--- Begin Data supplied ---

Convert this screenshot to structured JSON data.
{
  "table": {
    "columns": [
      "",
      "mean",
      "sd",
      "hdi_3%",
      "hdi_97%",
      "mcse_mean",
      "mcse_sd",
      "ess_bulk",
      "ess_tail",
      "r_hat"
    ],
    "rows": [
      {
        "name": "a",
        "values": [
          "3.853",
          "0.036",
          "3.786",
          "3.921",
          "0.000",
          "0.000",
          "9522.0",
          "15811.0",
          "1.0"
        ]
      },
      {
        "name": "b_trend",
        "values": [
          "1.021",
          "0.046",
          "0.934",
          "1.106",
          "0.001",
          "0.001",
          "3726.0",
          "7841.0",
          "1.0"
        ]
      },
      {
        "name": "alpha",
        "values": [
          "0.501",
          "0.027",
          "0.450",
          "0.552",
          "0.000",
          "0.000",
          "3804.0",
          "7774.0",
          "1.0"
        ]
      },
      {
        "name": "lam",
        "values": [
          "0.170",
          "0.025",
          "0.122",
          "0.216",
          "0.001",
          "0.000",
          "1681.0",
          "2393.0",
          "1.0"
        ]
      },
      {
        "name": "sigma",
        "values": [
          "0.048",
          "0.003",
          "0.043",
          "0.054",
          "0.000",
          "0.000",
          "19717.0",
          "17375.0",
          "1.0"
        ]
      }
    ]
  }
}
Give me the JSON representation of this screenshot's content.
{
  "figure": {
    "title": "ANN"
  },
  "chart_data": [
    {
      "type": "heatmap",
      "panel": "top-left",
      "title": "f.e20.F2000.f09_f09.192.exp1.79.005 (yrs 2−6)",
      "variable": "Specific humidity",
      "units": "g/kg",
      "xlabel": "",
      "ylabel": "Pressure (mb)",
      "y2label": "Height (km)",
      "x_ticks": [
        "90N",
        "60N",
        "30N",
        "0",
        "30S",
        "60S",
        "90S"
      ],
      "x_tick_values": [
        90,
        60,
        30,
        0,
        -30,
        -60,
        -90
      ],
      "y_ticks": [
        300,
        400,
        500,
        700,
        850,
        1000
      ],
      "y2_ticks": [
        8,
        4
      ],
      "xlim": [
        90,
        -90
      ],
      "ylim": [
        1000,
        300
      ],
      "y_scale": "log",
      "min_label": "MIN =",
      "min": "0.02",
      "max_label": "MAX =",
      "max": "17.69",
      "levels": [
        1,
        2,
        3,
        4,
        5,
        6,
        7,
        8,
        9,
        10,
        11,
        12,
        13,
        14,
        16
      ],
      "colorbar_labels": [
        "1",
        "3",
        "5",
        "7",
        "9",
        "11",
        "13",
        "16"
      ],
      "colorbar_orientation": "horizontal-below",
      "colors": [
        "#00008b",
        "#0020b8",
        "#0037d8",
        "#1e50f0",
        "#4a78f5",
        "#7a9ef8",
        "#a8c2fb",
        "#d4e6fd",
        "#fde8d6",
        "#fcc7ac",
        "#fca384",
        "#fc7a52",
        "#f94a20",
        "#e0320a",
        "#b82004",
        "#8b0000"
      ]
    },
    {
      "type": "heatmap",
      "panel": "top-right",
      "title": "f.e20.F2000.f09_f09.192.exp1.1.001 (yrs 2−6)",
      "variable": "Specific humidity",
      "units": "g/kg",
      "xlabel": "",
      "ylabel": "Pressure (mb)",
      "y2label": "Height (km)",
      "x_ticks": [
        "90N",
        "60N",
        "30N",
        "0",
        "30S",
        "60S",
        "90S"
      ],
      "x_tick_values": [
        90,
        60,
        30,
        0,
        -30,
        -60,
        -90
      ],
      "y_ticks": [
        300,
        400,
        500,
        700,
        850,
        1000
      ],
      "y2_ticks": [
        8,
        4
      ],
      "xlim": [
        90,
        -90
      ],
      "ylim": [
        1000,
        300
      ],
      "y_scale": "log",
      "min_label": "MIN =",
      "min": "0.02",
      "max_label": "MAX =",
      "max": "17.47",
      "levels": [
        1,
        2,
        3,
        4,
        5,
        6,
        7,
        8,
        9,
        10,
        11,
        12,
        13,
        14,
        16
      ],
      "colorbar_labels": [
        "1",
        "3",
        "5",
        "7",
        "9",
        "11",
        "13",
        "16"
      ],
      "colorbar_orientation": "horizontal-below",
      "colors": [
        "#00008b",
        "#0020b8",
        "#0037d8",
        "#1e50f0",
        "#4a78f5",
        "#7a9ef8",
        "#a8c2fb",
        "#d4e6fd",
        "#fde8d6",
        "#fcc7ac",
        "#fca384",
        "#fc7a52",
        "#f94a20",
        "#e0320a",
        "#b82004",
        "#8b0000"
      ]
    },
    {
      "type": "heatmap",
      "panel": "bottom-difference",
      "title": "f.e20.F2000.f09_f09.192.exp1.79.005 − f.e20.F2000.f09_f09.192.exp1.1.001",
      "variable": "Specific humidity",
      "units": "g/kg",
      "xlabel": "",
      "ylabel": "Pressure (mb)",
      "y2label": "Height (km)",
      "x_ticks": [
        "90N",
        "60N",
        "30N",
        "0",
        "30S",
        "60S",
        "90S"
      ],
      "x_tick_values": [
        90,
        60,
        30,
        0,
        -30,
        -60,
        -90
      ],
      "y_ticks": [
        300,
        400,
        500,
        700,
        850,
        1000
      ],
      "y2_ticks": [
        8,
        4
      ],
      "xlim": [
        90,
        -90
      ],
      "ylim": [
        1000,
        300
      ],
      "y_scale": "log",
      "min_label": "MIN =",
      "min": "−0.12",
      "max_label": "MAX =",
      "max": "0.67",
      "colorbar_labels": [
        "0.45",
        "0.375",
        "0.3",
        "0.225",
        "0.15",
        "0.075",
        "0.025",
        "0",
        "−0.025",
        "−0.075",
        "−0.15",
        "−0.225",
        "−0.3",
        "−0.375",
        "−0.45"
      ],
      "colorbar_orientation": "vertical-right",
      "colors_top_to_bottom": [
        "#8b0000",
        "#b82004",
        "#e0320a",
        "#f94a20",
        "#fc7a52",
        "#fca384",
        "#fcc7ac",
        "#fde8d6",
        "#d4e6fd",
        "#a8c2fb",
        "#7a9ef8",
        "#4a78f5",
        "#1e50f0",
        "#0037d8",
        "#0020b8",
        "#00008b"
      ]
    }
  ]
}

--- End Data supplied ---

Exercise objective:
Transcribe the material above word for word.

Result below:
Convert this screenshot to structured JSON data.
{
  "table": {
    "columns": [
      "",
      "mean",
      "sd",
      "hdi_3%",
      "hdi_97%",
      "mcse_mean",
      "mcse_sd",
      "ess_bulk",
      "ess_tail",
      "r_hat"
    ],
    "rows": [
      {
        "name": "a",
        "values": [
          "3.853",
          "0.036",
          "3.786",
          "3.921",
          "0.000",
          "0.000",
          "9522.0",
          "15811.0",
          "1.0"
        ]
      },
      {
        "name": "b_trend",
        "values": [
          "1.021",
          "0.046",
          "0.934",
          "1.106",
          "0.001",
          "0.001",
          "3726.0",
          "7841.0",
          "1.0"
        ]
      },
      {
        "name": "alpha",
        "values": [
          "0.501",
          "0.027",
          "0.450",
          "0.552",
          "0.000",
          "0.000",
          "3804.0",
          "7774.0",
          "1.0"
        ]
      },
      {
        "name": "lam",
        "values": [
          "0.170",
          "0.025",
          "0.122",
          "0.216",
          "0.001",
          "0.000",
          "1681.0",
          "2393.0",
          "1.0"
        ]
      },
      {
        "name": "sigma",
        "values": [
          "0.048",
          "0.003",
          "0.043",
          "0.054",
          "0.000",
          "0.000",
          "19717.0",
          "17375.0",
          "1.0"
        ]
      }
    ]
  }
}
Give me the JSON representation of this screenshot's content.
{
  "figure": {
    "title": "ANN"
  },
  "chart_data": [
    {
      "type": "heatmap",
      "panel": "top-left",
      "title": "f.e20.F2000.f09_f09.192.exp1.79.005 (yrs 2−6)",
      "variable": "Specific humidity",
      "units": "g/kg",
      "xlabel": "",
      "ylabel": "Pressure (mb)",
      "y2label": "Height (km)",
      "x_ticks": [
        "90N",
        "60N",
        "30N",
        "0",
        "30S",
        "60S",
        "90S"
      ],
      "x_tick_values": [
        90,
        60,
        30,
        0,
        -30,
        -60,
        -90
      ],
      "y_ticks": [
        300,
        400,
        500,
        700,
        850,
        1000
      ],
      "y2_ticks": [
        8,
        4
      ],
      "xlim": [
        90,
        -90
      ],
      "ylim": [
        1000,
        300
      ],
      "y_scale": "log",
      "min_label": "MIN =",
      "min": "0.02",
      "max_label": "MAX =",
      "max": "17.69",
      "levels": [
        1,
        2,
        3,
        4,
        5,
        6,
        7,
        8,
        9,
        10,
        11,
        12,
        13,
        14,
        16
      ],
      "colorbar_labels": [
        "1",
        "3",
        "5",
        "7",
        "9",
        "11",
        "13",
        "16"
      ],
      "colorbar_orientation": "horizontal-below",
      "colors": [
        "#00008b",
        "#0020b8",
        "#0037d8",
        "#1e50f0",
        "#4a78f5",
        "#7a9ef8",
        "#a8c2fb",
        "#d4e6fd",
        "#fde8d6",
        "#fcc7ac",
        "#fca384",
        "#fc7a52",
        "#f94a20",
        "#e0320a",
        "#b82004",
        "#8b0000"
      ]
    },
    {
      "type": "heatmap",
      "panel": "top-right",
      "title": "f.e20.F2000.f09_f09.192.exp1.1.001 (yrs 2−6)",
      "variable": "Specific humidity",
      "units": "g/kg",
      "xlabel": "",
      "ylabel": "Pressure (mb)",
      "y2label": "Height (km)",
      "x_ticks": [
        "90N",
        "60N",
        "30N",
        "0",
        "30S",
        "60S",
        "90S"
      ],
      "x_tick_values": [
        90,
        60,
        30,
        0,
        -30,
        -60,
        -90
      ],
      "y_ticks": [
        300,
        400,
        500,
        700,
        850,
        1000
      ],
      "y2_ticks": [
        8,
        4
      ],
      "xlim": [
        90,
        -90
      ],
      "ylim": [
        1000,
        300
      ],
      "y_scale": "log",
      "min_label": "MIN =",
      "min": "0.02",
      "max_label": "MAX =",
      "max": "17.47",
      "levels": [
        1,
        2,
        3,
        4,
        5,
        6,
        7,
        8,
        9,
        10,
        11,
        12,
        13,
        14,
        16
      ],
      "colorbar_labels": [
        "1",
        "3",
        "5",
        "7",
        "9",
        "11",
        "13",
        "16"
      ],
      "colorbar_orientation": "horizontal-below",
      "colors": [
        "#00008b",
        "#0020b8",
        "#0037d8",
        "#1e50f0",
        "#4a78f5",
        "#7a9ef8",
        "#a8c2fb",
        "#d4e6fd",
        "#fde8d6",
        "#fcc7ac",
        "#fca384",
        "#fc7a52",
        "#f94a20",
        "#e0320a",
        "#b82004",
        "#8b0000"
      ]
    },
    {
      "type": "heatmap",
      "panel": "bottom-difference",
      "title": "f.e20.F2000.f09_f09.192.exp1.79.005 − f.e20.F2000.f09_f09.192.exp1.1.001",
      "variable": "Specific humidity",
      "units": "g/kg",
      "xlabel": "",
      "ylabel": "Pressure (mb)",
      "y2label": "Height (km)",
      "x_ticks": [
        "90N",
        "60N",
        "30N",
        "0",
        "30S",
        "60S",
        "90S"
      ],
      "x_tick_values": [
        90,
        60,
        30,
        0,
        -30,
        -60,
        -90
      ],
      "y_ticks": [
        300,
        400,
        500,
        700,
        850,
        1000
      ],
      "y2_ticks": [
        8,
        4
      ],
      "xlim": [
        90,
        -90
      ],
      "ylim": [
        1000,
        300
      ],
      "y_scale": "log",
      "min_label": "MIN =",
      "min": "−0.12",
      "max_label": "MAX =",
      "max": "0.67",
      "colorbar_labels": [
        "0.45",
        "0.375",
        "0.3",
        "0.225",
        "0.15",
        "0.075",
        "0.025",
        "0",
        "−0.025",
        "−0.075",
        "−0.15",
        "−0.225",
        "−0.3",
        "−0.375",
        "−0.45"
      ],
      "colorbar_orientation": "vertical-right",
      "colors_top_to_bottom": [
        "#8b0000",
        "#b82004",
        "#e0320a",
        "#f94a20",
        "#fc7a52",
        "#fca384",
        "#fcc7ac",
        "#fde8d6",
        "#d4e6fd",
        "#a8c2fb",
        "#7a9ef8",
        "#4a78f5",
        "#1e50f0",
        "#0037d8",
        "#0020b8",
        "#00008b"
      ]
    }
  ]
}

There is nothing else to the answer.